Report how many lines of the entries below contain the word "marker", and nothing more.

____

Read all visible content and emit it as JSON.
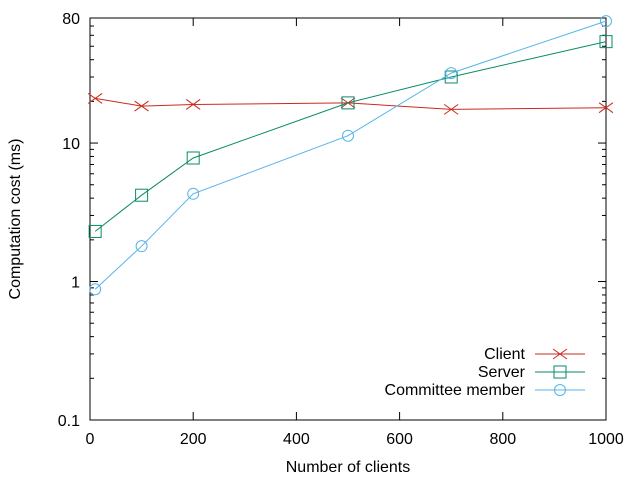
{
  "chart_data": {
    "type": "line",
    "title": "",
    "xlabel": "Number of clients",
    "ylabel": "Computation cost (ms)",
    "xlim": [
      0,
      1000
    ],
    "ylim": [
      0.1,
      80
    ],
    "yscale": "log",
    "xticks": [
      "0",
      "200",
      "400",
      "600",
      "800",
      "1000"
    ],
    "yticks": [
      "0.1",
      "1",
      "10",
      "80"
    ],
    "grid": false,
    "legend_position": "bottom-right",
    "series": [
      {
        "name": "Client",
        "color": "#cc2a1e",
        "marker": "x",
        "x": [
          10,
          100,
          200,
          500,
          700,
          1000
        ],
        "y": [
          21,
          18.5,
          19,
          19.5,
          17.5,
          18
        ]
      },
      {
        "name": "Server",
        "color": "#0a8a66",
        "marker": "square",
        "x": [
          10,
          100,
          200,
          500,
          700,
          1000
        ],
        "y": [
          2.3,
          4.2,
          7.8,
          19.5,
          30,
          54
        ]
      },
      {
        "name": "Committee member",
        "color": "#56b4e9",
        "marker": "circle",
        "x": [
          10,
          100,
          200,
          500,
          700,
          1000
        ],
        "y": [
          0.88,
          1.8,
          4.3,
          11.3,
          32,
          76
        ]
      }
    ]
  }
}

____

→ EXERCISE RESULT:
3